**WORK REQUIRED**
Pictures do not belong in the copy, so please give every entry below again exactly.

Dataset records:
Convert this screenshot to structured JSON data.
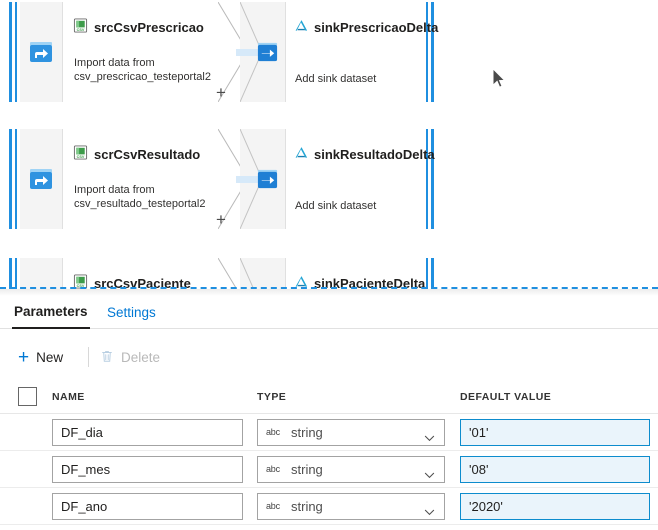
{
  "canvas": {
    "cards": [
      {
        "source_icon": "csv-file-icon",
        "source_name": "srcCsvPrescricao",
        "source_desc": "Import data from\ncsv_prescricao_testeportal2",
        "node_icon": "source-node-icon",
        "add_label": "+",
        "sink_icon": "delta-lake-icon",
        "sink_node_icon": "sink-node-icon",
        "sink_name": "sinkPrescricaoDelta",
        "sink_desc": "Add sink dataset"
      },
      {
        "source_icon": "csv-file-icon",
        "source_name": "scrCsvResultado",
        "source_desc": "Import data from\ncsv_resultado_testeportal2",
        "node_icon": "source-node-icon",
        "add_label": "+",
        "sink_icon": "delta-lake-icon",
        "sink_node_icon": "sink-node-icon",
        "sink_name": "sinkResultadoDelta",
        "sink_desc": "Add sink dataset"
      },
      {
        "source_icon": "csv-file-icon",
        "source_name": "srcCsvPaciente",
        "source_desc": "",
        "node_icon": "source-node-icon",
        "add_label": "+",
        "sink_icon": "delta-lake-icon",
        "sink_node_icon": "sink-node-icon",
        "sink_name": "sinkPacienteDelta",
        "sink_desc": ""
      }
    ]
  },
  "panel": {
    "tabs": [
      {
        "label": "Parameters",
        "active": true
      },
      {
        "label": "Settings",
        "active": false
      }
    ],
    "commands": {
      "new_label": "New",
      "new_icon": "plus-icon",
      "delete_label": "Delete",
      "delete_icon": "trash-icon",
      "delete_disabled": true
    },
    "grid": {
      "select_all_icon": "checkbox-unchecked-icon",
      "columns": [
        "NAME",
        "TYPE",
        "DEFAULT VALUE"
      ],
      "rows": [
        {
          "name": "DF_dia",
          "type": "string",
          "type_icon": "abc-icon",
          "value": "'01'"
        },
        {
          "name": "DF_mes",
          "type": "string",
          "type_icon": "abc-icon",
          "value": "'08'"
        },
        {
          "name": "DF_ano",
          "type": "string",
          "type_icon": "abc-icon",
          "value": "'2020'"
        }
      ]
    }
  },
  "cursor": {
    "icon": "mouse-pointer-icon"
  },
  "colors": {
    "accent_blue": "#0078d4",
    "rail_blue": "#1f8fe0",
    "delta_cyan": "#22a5d4",
    "value_border": "#0d8ccd",
    "value_fill": "#eaf4fb"
  }
}
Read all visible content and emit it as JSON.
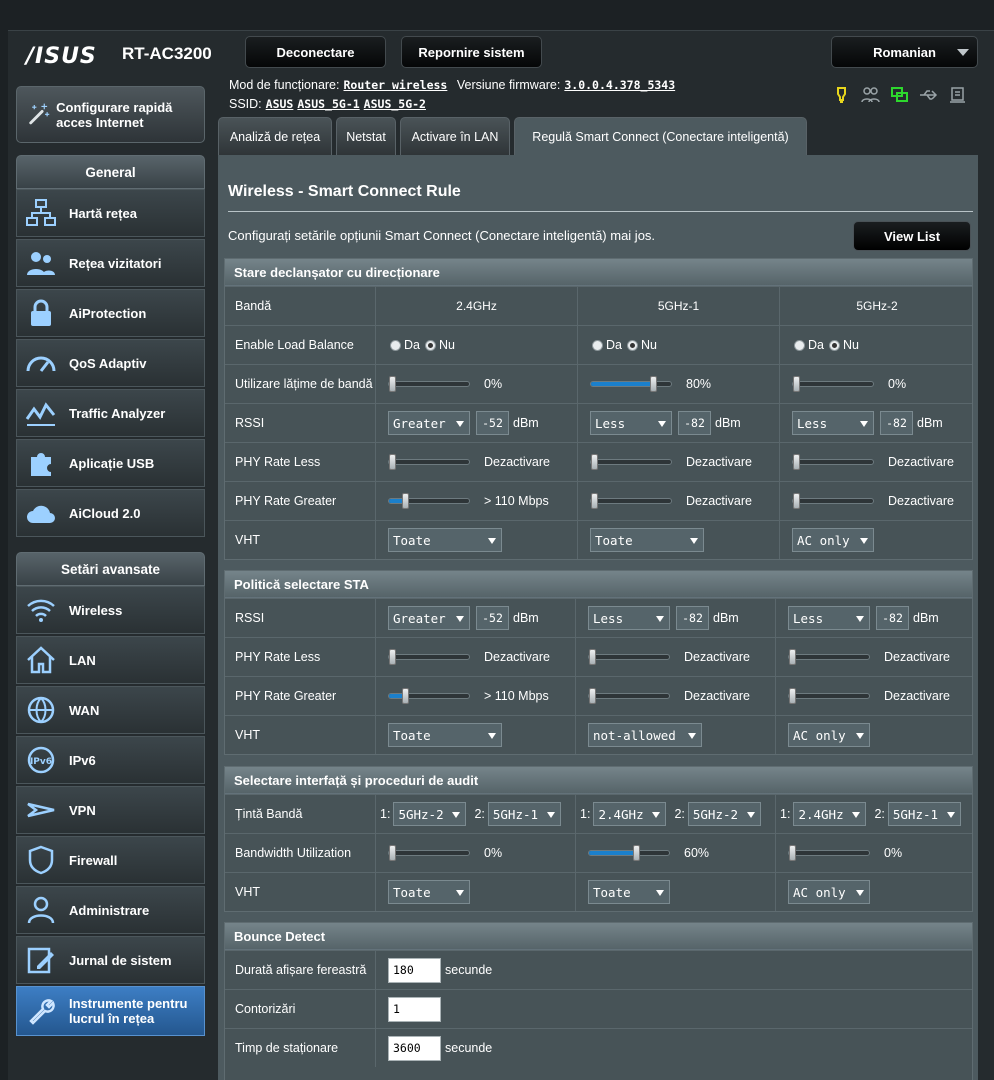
{
  "brand": {
    "logo": "/ISUS",
    "model": "RT-AC3200"
  },
  "header": {
    "disconnect_label": "Deconectare",
    "reboot_label": "Repornire sistem",
    "language": "Romanian"
  },
  "info": {
    "mode_label": "Mod de funcționare:",
    "mode_value": "Router wireless",
    "fw_label": "Versiune firmware:",
    "fw_value": "3.0.0.4.378_5343",
    "ssid_label": "SSID:",
    "ssids": [
      "ASUS",
      "ASUS_5G-1",
      "ASUS_5G-2"
    ]
  },
  "status_icons": [
    "light-bulb-icon",
    "clients-icon",
    "network-icon",
    "usb-icon",
    "printer-icon"
  ],
  "sidebar": {
    "quick_label": "Configurare rapidă acces Internet",
    "general_title": "General",
    "general": [
      "Hartă rețea",
      "Rețea vizitatori",
      "AiProtection",
      "QoS Adaptiv",
      "Traffic Analyzer",
      "Aplicație USB",
      "AiCloud 2.0"
    ],
    "advanced_title": "Setări avansate",
    "advanced": [
      "Wireless",
      "LAN",
      "WAN",
      "IPv6",
      "VPN",
      "Firewall",
      "Administrare",
      "Jurnal de sistem",
      "Instrumente pentru lucrul în rețea"
    ]
  },
  "tabs": [
    "Analiză de rețea",
    "Netstat",
    "Activare în LAN",
    "Regulă Smart Connect (Conectare inteligentă)"
  ],
  "page": {
    "title": "Wireless - Smart Connect Rule",
    "intro": "Configurați setările opțiunii Smart Connect (Conectare inteligentă) mai jos.",
    "view_list": "View List"
  },
  "common": {
    "da": "Da",
    "nu": "Nu",
    "dbm": "dBm",
    "secunde": "secunde",
    "p1": "1:",
    "p2": "2:"
  },
  "s1": {
    "title": "Stare declanșator cu direcționare",
    "labels": [
      "Bandă",
      "Enable Load Balance",
      "Utilizare lățime de bandă",
      "RSSI",
      "PHY Rate Less",
      "PHY Rate Greater",
      "VHT"
    ],
    "bands": [
      "2.4GHz",
      "5GHz-1",
      "5GHz-2"
    ],
    "load_balance": [
      "Nu",
      "Nu",
      "Nu"
    ],
    "bw": [
      {
        "val": "0%",
        "pct": 0
      },
      {
        "val": "80%",
        "pct": 80
      },
      {
        "val": "0%",
        "pct": 0
      }
    ],
    "rssi": [
      {
        "cmp": "Greater",
        "v": "-52"
      },
      {
        "cmp": "Less",
        "v": "-82"
      },
      {
        "cmp": "Less",
        "v": "-82"
      }
    ],
    "phy_less": [
      {
        "val": "Dezactivare",
        "pct": 0
      },
      {
        "val": "Dezactivare",
        "pct": 0
      },
      {
        "val": "Dezactivare",
        "pct": 0
      }
    ],
    "phy_greater": [
      {
        "val": "> 110 Mbps",
        "pct": 18
      },
      {
        "val": "Dezactivare",
        "pct": 0
      },
      {
        "val": "Dezactivare",
        "pct": 0
      }
    ],
    "vht": [
      "Toate",
      "Toate",
      "AC only"
    ]
  },
  "s2": {
    "title": "Politică selectare STA",
    "labels": [
      "RSSI",
      "PHY Rate Less",
      "PHY Rate Greater",
      "VHT"
    ],
    "rssi": [
      {
        "cmp": "Greater",
        "v": "-52"
      },
      {
        "cmp": "Less",
        "v": "-82"
      },
      {
        "cmp": "Less",
        "v": "-82"
      }
    ],
    "phy_less": [
      {
        "val": "Dezactivare",
        "pct": 0
      },
      {
        "val": "Dezactivare",
        "pct": 0
      },
      {
        "val": "Dezactivare",
        "pct": 0
      }
    ],
    "phy_greater": [
      {
        "val": "> 110 Mbps",
        "pct": 18
      },
      {
        "val": "Dezactivare",
        "pct": 0
      },
      {
        "val": "Dezactivare",
        "pct": 0
      }
    ],
    "vht": [
      "Toate",
      "not-allowed",
      "AC only"
    ]
  },
  "s3": {
    "title": "Selectare interfață și proceduri de audit",
    "labels": [
      "Țintă Bandă",
      "Bandwidth Utilization",
      "VHT"
    ],
    "target": [
      [
        "5GHz-2",
        "5GHz-1"
      ],
      [
        "2.4GHz",
        "5GHz-2"
      ],
      [
        "2.4GHz",
        "5GHz-1"
      ]
    ],
    "bw": [
      {
        "val": "0%",
        "pct": 0
      },
      {
        "val": "60%",
        "pct": 60
      },
      {
        "val": "0%",
        "pct": 0
      }
    ],
    "vht": [
      "Toate",
      "Toate",
      "AC only"
    ]
  },
  "s4": {
    "title": "Bounce Detect",
    "labels": [
      "Durată afișare fereastră",
      "Contorizări",
      "Timp de staționare"
    ],
    "values": [
      "180",
      "1",
      "3600"
    ]
  }
}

**COMPLETED TASK**
Convert this screenshot to structured JSON data.
{
  "canvas": {
    "cards": [
      {
        "source_icon": "csv-file-icon",
        "source_name": "srcCsvPrescricao",
        "source_desc": "Import data from\ncsv_prescricao_testeportal2",
        "node_icon": "source-node-icon",
        "add_label": "+",
        "sink_icon": "delta-lake-icon",
        "sink_node_icon": "sink-node-icon",
        "sink_name": "sinkPrescricaoDelta",
        "sink_desc": "Add sink dataset"
      },
      {
        "source_icon": "csv-file-icon",
        "source_name": "scrCsvResultado",
        "source_desc": "Import data from\ncsv_resultado_testeportal2",
        "node_icon": "source-node-icon",
        "add_label": "+",
        "sink_icon": "delta-lake-icon",
        "sink_node_icon": "sink-node-icon",
        "sink_name": "sinkResultadoDelta",
        "sink_desc": "Add sink dataset"
      },
      {
        "source_icon": "csv-file-icon",
        "source_name": "srcCsvPaciente",
        "source_desc": "",
        "node_icon": "source-node-icon",
        "add_label": "+",
        "sink_icon": "delta-lake-icon",
        "sink_node_icon": "sink-node-icon",
        "sink_name": "sinkPacienteDelta",
        "sink_desc": ""
      }
    ]
  },
  "panel": {
    "tabs": [
      {
        "label": "Parameters",
        "active": true
      },
      {
        "label": "Settings",
        "active": false
      }
    ],
    "commands": {
      "new_label": "New",
      "new_icon": "plus-icon",
      "delete_label": "Delete",
      "delete_icon": "trash-icon",
      "delete_disabled": true
    },
    "grid": {
      "select_all_icon": "checkbox-unchecked-icon",
      "columns": [
        "NAME",
        "TYPE",
        "DEFAULT VALUE"
      ],
      "rows": [
        {
          "name": "DF_dia",
          "type": "string",
          "type_icon": "abc-icon",
          "value": "'01'"
        },
        {
          "name": "DF_mes",
          "type": "string",
          "type_icon": "abc-icon",
          "value": "'08'"
        },
        {
          "name": "DF_ano",
          "type": "string",
          "type_icon": "abc-icon",
          "value": "'2020'"
        }
      ]
    }
  },
  "cursor": {
    "icon": "mouse-pointer-icon"
  },
  "colors": {
    "accent_blue": "#0078d4",
    "rail_blue": "#1f8fe0",
    "delta_cyan": "#22a5d4",
    "value_border": "#0d8ccd",
    "value_fill": "#eaf4fb"
  }
}
Read all visible content and emit it as JSON.
{
  "brand": {
    "logo": "/ISUS",
    "model": "RT-AC3200"
  },
  "header": {
    "disconnect_label": "Deconectare",
    "reboot_label": "Repornire sistem",
    "language": "Romanian"
  },
  "info": {
    "mode_label": "Mod de funcționare:",
    "mode_value": "Router wireless",
    "fw_label": "Versiune firmware:",
    "fw_value": "3.0.0.4.378_5343",
    "ssid_label": "SSID:",
    "ssids": [
      "ASUS",
      "ASUS_5G-1",
      "ASUS_5G-2"
    ]
  },
  "status_icons": [
    "light-bulb-icon",
    "clients-icon",
    "network-icon",
    "usb-icon",
    "printer-icon"
  ],
  "sidebar": {
    "quick_label": "Configurare rapidă acces Internet",
    "general_title": "General",
    "general": [
      "Hartă rețea",
      "Rețea vizitatori",
      "AiProtection",
      "QoS Adaptiv",
      "Traffic Analyzer",
      "Aplicație USB",
      "AiCloud 2.0"
    ],
    "advanced_title": "Setări avansate",
    "advanced": [
      "Wireless",
      "LAN",
      "WAN",
      "IPv6",
      "VPN",
      "Firewall",
      "Administrare",
      "Jurnal de sistem",
      "Instrumente pentru lucrul în rețea"
    ]
  },
  "tabs": [
    "Analiză de rețea",
    "Netstat",
    "Activare în LAN",
    "Regulă Smart Connect (Conectare inteligentă)"
  ],
  "page": {
    "title": "Wireless - Smart Connect Rule",
    "intro": "Configurați setările opțiunii Smart Connect (Conectare inteligentă) mai jos.",
    "view_list": "View List"
  },
  "common": {
    "da": "Da",
    "nu": "Nu",
    "dbm": "dBm",
    "secunde": "secunde",
    "p1": "1:",
    "p2": "2:"
  },
  "s1": {
    "title": "Stare declanșator cu direcționare",
    "labels": [
      "Bandă",
      "Enable Load Balance",
      "Utilizare lățime de bandă",
      "RSSI",
      "PHY Rate Less",
      "PHY Rate Greater",
      "VHT"
    ],
    "bands": [
      "2.4GHz",
      "5GHz-1",
      "5GHz-2"
    ],
    "load_balance": [
      "Nu",
      "Nu",
      "Nu"
    ],
    "bw": [
      {
        "val": "0%",
        "pct": 0
      },
      {
        "val": "80%",
        "pct": 80
      },
      {
        "val": "0%",
        "pct": 0
      }
    ],
    "rssi": [
      {
        "cmp": "Greater",
        "v": "-52"
      },
      {
        "cmp": "Less",
        "v": "-82"
      },
      {
        "cmp": "Less",
        "v": "-82"
      }
    ],
    "phy_less": [
      {
        "val": "Dezactivare",
        "pct": 0
      },
      {
        "val": "Dezactivare",
        "pct": 0
      },
      {
        "val": "Dezactivare",
        "pct": 0
      }
    ],
    "phy_greater": [
      {
        "val": "> 110 Mbps",
        "pct": 18
      },
      {
        "val": "Dezactivare",
        "pct": 0
      },
      {
        "val": "Dezactivare",
        "pct": 0
      }
    ],
    "vht": [
      "Toate",
      "Toate",
      "AC only"
    ]
  },
  "s2": {
    "title": "Politică selectare STA",
    "labels": [
      "RSSI",
      "PHY Rate Less",
      "PHY Rate Greater",
      "VHT"
    ],
    "rssi": [
      {
        "cmp": "Greater",
        "v": "-52"
      },
      {
        "cmp": "Less",
        "v": "-82"
      },
      {
        "cmp": "Less",
        "v": "-82"
      }
    ],
    "phy_less": [
      {
        "val": "Dezactivare",
        "pct": 0
      },
      {
        "val": "Dezactivare",
        "pct": 0
      },
      {
        "val": "Dezactivare",
        "pct": 0
      }
    ],
    "phy_greater": [
      {
        "val": "> 110 Mbps",
        "pct": 18
      },
      {
        "val": "Dezactivare",
        "pct": 0
      },
      {
        "val": "Dezactivare",
        "pct": 0
      }
    ],
    "vht": [
      "Toate",
      "not-allowed",
      "AC only"
    ]
  },
  "s3": {
    "title": "Selectare interfață și proceduri de audit",
    "labels": [
      "Țintă Bandă",
      "Bandwidth Utilization",
      "VHT"
    ],
    "target": [
      [
        "5GHz-2",
        "5GHz-1"
      ],
      [
        "2.4GHz",
        "5GHz-2"
      ],
      [
        "2.4GHz",
        "5GHz-1"
      ]
    ],
    "bw": [
      {
        "val": "0%",
        "pct": 0
      },
      {
        "val": "60%",
        "pct": 60
      },
      {
        "val": "0%",
        "pct": 0
      }
    ],
    "vht": [
      "Toate",
      "Toate",
      "AC only"
    ]
  },
  "s4": {
    "title": "Bounce Detect",
    "labels": [
      "Durată afișare fereastră",
      "Contorizări",
      "Timp de staționare"
    ],
    "values": [
      "180",
      "1",
      "3600"
    ]
  }
}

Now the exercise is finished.